BEGIN Material to process

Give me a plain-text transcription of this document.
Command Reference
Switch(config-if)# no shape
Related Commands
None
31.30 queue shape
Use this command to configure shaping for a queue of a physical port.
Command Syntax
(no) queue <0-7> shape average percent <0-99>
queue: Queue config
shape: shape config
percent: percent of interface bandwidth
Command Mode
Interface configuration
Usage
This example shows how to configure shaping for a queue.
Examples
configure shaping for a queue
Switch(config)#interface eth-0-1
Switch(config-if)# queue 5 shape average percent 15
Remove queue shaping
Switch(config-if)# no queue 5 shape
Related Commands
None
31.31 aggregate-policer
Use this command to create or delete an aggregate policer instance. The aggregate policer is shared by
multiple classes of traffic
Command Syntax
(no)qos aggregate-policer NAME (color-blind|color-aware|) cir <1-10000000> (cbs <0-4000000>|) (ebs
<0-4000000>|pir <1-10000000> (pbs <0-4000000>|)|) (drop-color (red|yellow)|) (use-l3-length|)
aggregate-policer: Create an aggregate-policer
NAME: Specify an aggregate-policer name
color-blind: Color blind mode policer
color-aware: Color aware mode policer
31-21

END Material to process

Pick out all the lines with the word "aware" in them and copy them.

(no)qos aggregate-policer NAME (color-blind|color-aware|) cir <1-10000000> (cbs <0-4000000>|) (ebs
color-aware: Color aware mode policer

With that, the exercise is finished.